EXERCISE DESCRIPTION: Collect all the lines that mention the word "values".

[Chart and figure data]
-- start --
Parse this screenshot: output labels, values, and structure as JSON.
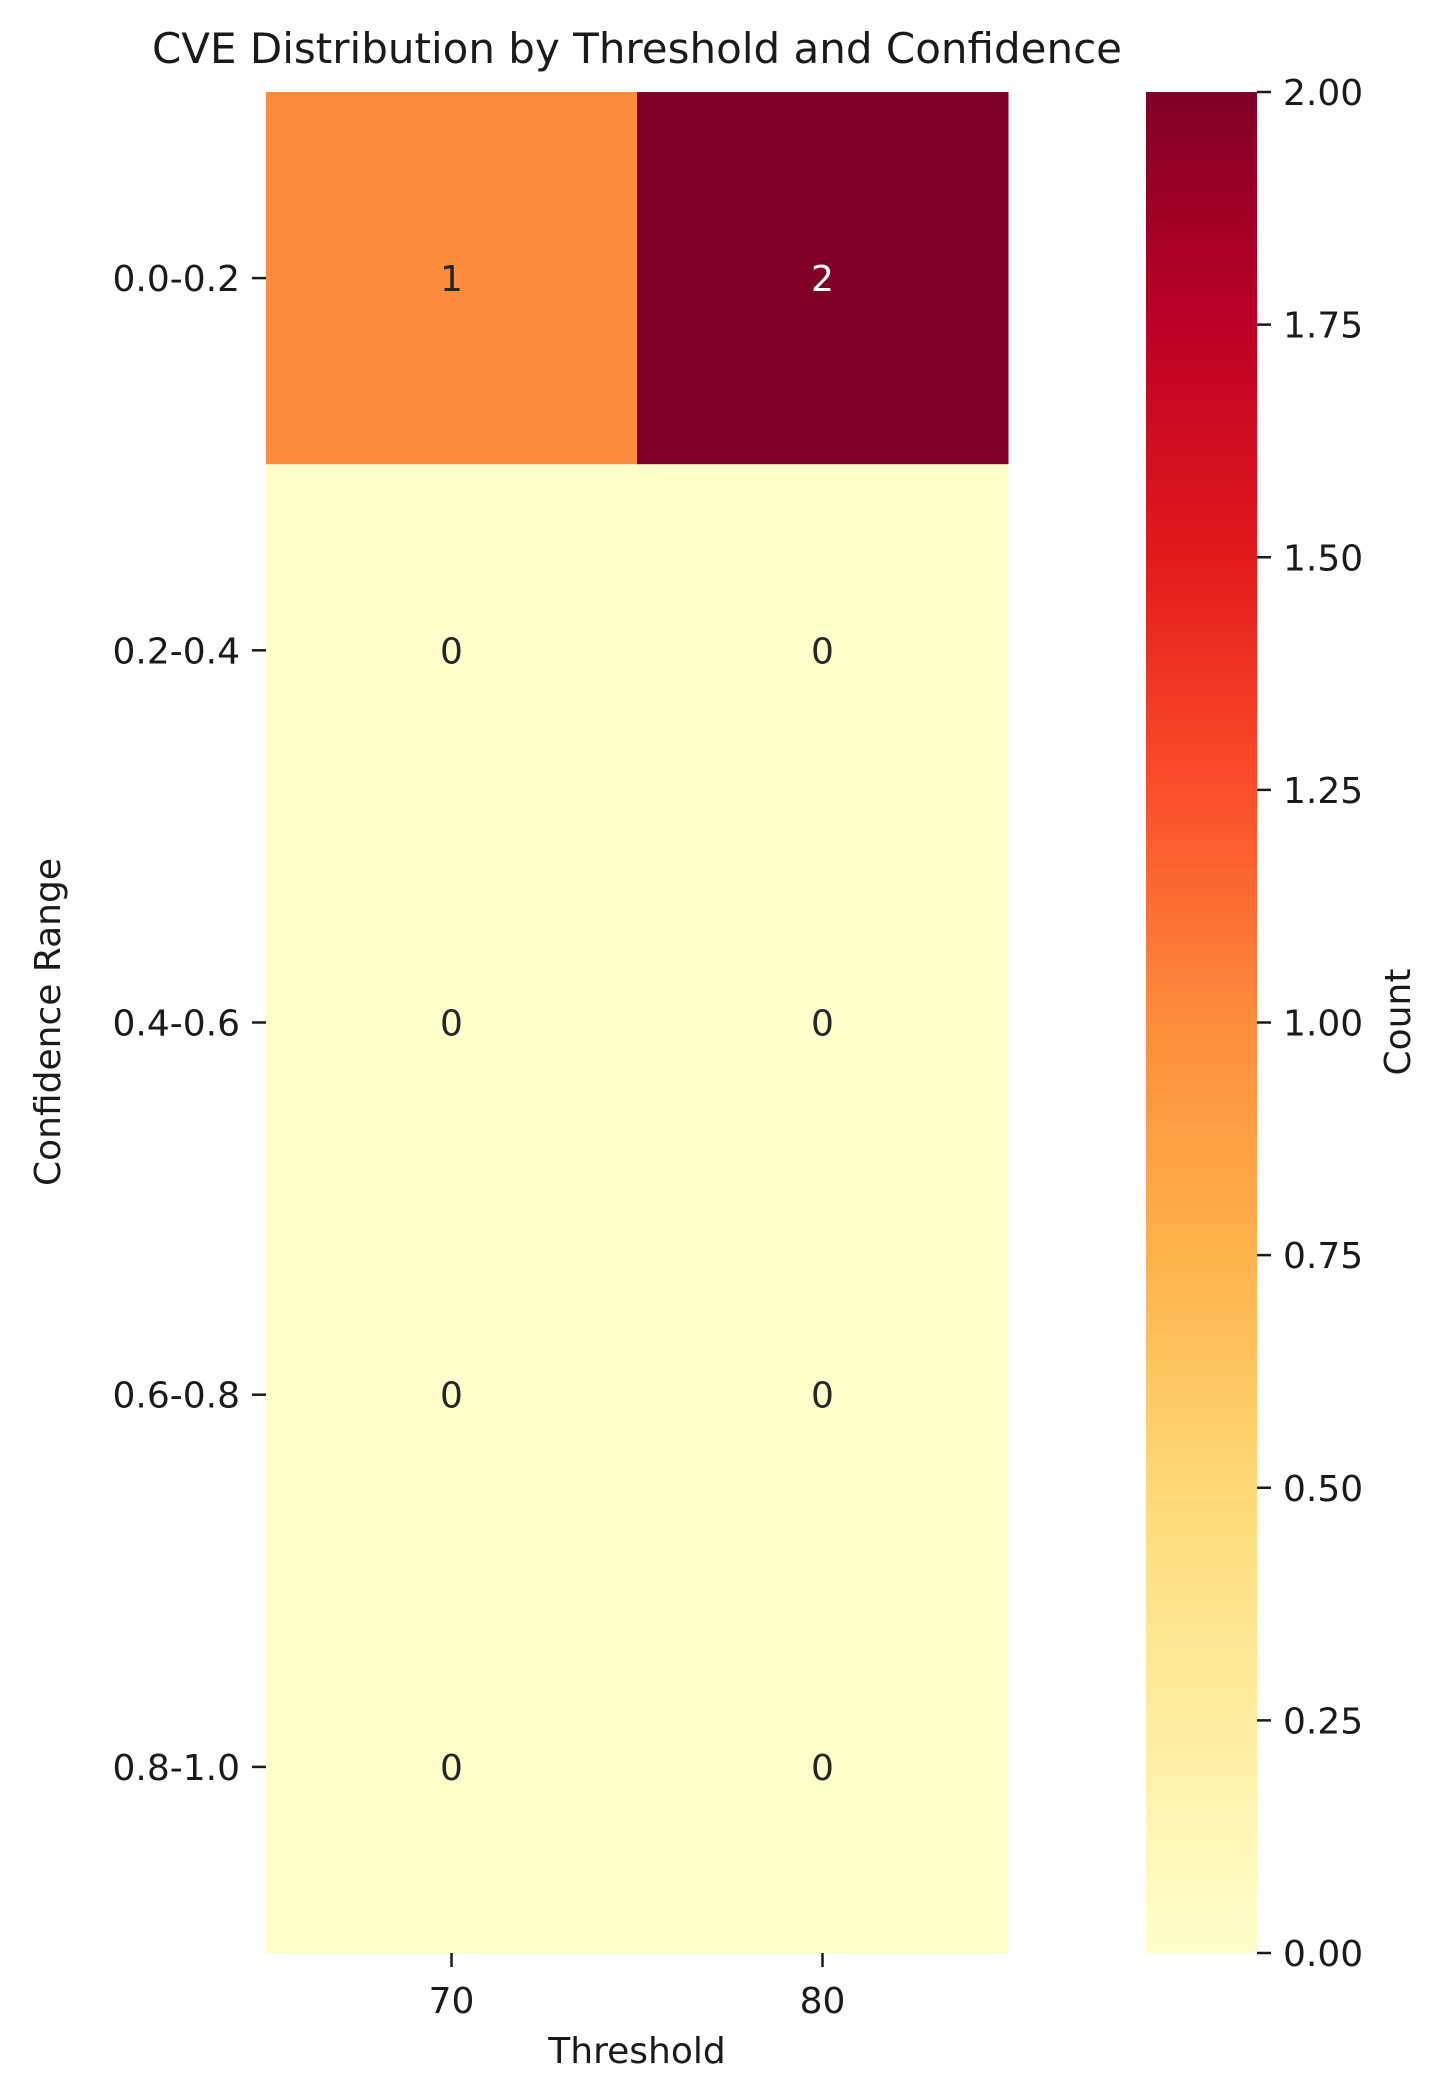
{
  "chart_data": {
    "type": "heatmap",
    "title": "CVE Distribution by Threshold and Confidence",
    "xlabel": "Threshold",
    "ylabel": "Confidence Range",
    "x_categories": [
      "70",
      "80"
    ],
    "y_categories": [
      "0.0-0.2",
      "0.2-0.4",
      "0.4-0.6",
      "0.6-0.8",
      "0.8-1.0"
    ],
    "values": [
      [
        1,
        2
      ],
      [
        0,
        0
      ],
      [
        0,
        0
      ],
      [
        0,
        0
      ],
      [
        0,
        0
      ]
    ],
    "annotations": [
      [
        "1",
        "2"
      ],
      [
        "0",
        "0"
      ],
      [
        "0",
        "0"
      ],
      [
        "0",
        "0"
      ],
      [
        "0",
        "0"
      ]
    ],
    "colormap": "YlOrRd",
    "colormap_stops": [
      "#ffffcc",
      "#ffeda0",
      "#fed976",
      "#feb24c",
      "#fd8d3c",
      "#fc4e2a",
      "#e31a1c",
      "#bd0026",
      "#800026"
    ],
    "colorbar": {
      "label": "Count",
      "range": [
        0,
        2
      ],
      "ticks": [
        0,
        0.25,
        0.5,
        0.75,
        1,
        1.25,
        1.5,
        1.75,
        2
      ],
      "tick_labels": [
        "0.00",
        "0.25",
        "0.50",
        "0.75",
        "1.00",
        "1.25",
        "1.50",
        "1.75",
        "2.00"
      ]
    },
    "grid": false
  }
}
-- end --
SOLVED EXERCISE:
Parse this screenshot: output labels, values, and structure as JSON.
    "values": [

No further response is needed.